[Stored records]
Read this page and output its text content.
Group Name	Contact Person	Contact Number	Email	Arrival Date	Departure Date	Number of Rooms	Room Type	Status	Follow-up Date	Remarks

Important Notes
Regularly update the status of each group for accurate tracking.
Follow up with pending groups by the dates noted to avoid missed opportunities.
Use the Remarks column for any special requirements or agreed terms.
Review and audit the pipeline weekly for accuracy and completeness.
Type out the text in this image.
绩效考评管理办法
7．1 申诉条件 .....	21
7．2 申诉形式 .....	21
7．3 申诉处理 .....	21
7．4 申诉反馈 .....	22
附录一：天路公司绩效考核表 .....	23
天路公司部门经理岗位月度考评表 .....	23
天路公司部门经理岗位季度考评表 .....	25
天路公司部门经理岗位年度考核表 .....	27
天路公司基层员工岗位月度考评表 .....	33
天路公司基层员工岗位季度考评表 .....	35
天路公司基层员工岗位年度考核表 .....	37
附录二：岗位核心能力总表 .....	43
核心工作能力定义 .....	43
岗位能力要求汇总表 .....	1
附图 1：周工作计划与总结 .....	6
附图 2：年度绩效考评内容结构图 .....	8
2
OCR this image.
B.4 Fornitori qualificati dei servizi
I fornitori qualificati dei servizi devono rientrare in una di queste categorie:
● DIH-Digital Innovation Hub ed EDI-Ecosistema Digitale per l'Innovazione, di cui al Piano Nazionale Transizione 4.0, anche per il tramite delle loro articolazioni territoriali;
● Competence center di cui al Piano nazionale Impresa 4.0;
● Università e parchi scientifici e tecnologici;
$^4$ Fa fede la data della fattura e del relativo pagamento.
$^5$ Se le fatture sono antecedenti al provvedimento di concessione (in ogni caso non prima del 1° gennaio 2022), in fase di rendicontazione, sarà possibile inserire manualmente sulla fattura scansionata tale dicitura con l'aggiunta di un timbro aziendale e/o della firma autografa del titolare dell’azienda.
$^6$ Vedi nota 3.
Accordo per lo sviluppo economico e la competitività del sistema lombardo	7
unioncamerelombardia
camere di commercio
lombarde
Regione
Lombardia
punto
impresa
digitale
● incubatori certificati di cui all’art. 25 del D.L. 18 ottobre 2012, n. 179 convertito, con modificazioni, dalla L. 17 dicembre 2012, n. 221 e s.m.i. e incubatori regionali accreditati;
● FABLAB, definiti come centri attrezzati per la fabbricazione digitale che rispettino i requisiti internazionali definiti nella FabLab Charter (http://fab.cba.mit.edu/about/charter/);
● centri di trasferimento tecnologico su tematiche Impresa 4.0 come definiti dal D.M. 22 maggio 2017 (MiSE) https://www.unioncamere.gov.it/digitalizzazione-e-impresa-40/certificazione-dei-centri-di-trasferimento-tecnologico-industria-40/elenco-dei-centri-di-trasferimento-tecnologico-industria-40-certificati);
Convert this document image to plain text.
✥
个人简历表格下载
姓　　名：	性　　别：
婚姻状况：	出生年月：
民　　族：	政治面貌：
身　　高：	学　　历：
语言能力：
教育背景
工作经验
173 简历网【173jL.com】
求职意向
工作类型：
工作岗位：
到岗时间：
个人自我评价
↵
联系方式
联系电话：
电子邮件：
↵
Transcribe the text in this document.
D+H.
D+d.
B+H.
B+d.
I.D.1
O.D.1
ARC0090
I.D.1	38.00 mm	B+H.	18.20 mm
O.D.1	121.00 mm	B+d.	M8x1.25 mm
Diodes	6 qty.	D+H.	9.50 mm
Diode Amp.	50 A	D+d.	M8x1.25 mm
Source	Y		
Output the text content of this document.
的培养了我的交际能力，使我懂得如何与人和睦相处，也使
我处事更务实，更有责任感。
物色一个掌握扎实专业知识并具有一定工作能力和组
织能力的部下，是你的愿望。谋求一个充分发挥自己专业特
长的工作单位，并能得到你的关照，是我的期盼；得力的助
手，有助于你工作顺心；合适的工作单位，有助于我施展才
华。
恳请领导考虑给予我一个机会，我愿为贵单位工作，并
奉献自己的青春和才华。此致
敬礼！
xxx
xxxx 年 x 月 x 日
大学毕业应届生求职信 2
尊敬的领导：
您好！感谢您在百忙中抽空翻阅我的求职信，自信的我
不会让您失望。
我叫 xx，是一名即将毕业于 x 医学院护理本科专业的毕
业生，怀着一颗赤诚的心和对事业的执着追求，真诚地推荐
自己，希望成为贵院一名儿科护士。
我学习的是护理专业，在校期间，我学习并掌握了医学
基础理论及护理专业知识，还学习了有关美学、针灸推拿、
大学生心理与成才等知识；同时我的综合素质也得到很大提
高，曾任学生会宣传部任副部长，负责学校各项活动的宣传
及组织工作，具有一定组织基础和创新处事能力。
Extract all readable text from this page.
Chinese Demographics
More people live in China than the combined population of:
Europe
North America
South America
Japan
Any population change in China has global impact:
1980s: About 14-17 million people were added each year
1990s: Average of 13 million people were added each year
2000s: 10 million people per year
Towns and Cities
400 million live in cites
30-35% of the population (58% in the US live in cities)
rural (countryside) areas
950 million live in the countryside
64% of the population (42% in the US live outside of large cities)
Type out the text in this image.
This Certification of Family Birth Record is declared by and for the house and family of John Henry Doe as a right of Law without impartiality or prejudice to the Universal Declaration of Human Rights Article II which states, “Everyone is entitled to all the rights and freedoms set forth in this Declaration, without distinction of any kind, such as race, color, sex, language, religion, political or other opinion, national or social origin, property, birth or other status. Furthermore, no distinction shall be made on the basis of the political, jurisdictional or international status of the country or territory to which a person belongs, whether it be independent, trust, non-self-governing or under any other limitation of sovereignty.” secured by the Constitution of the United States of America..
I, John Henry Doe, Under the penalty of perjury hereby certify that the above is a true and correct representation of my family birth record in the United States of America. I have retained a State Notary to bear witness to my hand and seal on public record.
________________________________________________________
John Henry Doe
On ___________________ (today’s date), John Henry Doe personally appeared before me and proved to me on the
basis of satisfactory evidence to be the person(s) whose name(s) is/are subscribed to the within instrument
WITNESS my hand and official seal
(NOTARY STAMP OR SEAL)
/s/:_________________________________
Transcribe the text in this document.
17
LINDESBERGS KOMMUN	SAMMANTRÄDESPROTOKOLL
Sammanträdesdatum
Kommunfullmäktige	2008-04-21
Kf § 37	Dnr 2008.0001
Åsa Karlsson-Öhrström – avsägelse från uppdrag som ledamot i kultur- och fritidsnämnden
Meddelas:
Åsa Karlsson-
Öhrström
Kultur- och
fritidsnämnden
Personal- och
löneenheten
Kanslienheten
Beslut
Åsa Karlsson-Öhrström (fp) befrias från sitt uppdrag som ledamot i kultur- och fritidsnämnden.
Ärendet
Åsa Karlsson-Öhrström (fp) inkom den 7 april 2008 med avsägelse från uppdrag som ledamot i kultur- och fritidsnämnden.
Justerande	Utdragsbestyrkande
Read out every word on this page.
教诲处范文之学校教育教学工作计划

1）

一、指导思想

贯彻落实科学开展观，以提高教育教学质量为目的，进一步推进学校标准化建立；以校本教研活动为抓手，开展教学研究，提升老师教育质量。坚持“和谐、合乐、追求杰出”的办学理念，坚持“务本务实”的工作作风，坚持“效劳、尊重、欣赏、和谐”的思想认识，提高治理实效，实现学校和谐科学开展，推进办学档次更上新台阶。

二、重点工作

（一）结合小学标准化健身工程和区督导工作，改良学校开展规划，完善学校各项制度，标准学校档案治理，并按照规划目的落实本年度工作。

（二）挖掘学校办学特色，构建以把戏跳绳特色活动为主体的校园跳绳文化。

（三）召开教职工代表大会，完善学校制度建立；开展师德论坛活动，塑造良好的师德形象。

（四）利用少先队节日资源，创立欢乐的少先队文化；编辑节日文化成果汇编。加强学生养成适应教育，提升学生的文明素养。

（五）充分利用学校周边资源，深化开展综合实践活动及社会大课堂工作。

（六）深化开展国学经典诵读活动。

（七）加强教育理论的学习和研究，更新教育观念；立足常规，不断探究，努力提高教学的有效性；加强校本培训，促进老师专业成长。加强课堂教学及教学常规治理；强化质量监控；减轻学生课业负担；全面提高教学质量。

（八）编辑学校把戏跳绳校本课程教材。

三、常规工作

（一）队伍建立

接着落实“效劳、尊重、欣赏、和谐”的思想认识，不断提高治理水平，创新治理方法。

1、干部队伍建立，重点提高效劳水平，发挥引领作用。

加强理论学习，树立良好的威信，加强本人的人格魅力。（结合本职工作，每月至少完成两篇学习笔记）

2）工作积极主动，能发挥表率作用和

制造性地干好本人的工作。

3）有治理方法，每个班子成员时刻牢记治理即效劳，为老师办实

--- Exercise goal ---
Write out, word for word, the line containing "Read out every word on this page." and every line after it to the end of the data above.

--- Final result ---
Read out every word on this page.
教诲处范文之学校教育教学工作计划

1）

一、指导思想

贯彻落实科学开展观，以提高教育教学质量为目的，进一步推进学校标准化建立；以校本教研活动为抓手，开展教学研究，提升老师教育质量。坚持“和谐、合乐、追求杰出”的办学理念，坚持“务本务实”的工作作风，坚持“效劳、尊重、欣赏、和谐”的思想认识，提高治理实效，实现学校和谐科学开展，推进办学档次更上新台阶。

二、重点工作

（一）结合小学标准化健身工程和区督导工作，改良学校开展规划，完善学校各项制度，标准学校档案治理，并按照规划目的落实本年度工作。

（二）挖掘学校办学特色，构建以把戏跳绳特色活动为主体的校园跳绳文化。

（三）召开教职工代表大会，完善学校制度建立；开展师德论坛活动，塑造良好的师德形象。

（四）利用少先队节日资源，创立欢乐的少先队文化；编辑节日文化成果汇编。加强学生养成适应教育，提升学生的文明素养。

（五）充分利用学校周边资源，深化开展综合实践活动及社会大课堂工作。

（六）深化开展国学经典诵读活动。

（七）加强教育理论的学习和研究，更新教育观念；立足常规，不断探究，努力提高教学的有效性；加强校本培训，促进老师专业成长。加强课堂教学及教学常规治理；强化质量监控；减轻学生课业负担；全面提高教学质量。

（八）编辑学校把戏跳绳校本课程教材。

三、常规工作

（一）队伍建立

接着落实“效劳、尊重、欣赏、和谐”的思想认识，不断提高治理水平，创新治理方法。

1、干部队伍建立，重点提高效劳水平，发挥引领作用。

加强理论学习，树立良好的威信，加强本人的人格魅力。（结合本职工作，每月至少完成两篇学习笔记）

2）工作积极主动，能发挥表率作用和

制造性地干好本人的工作。

3）有治理方法，每个班子成员时刻牢记治理即效劳，为老师办实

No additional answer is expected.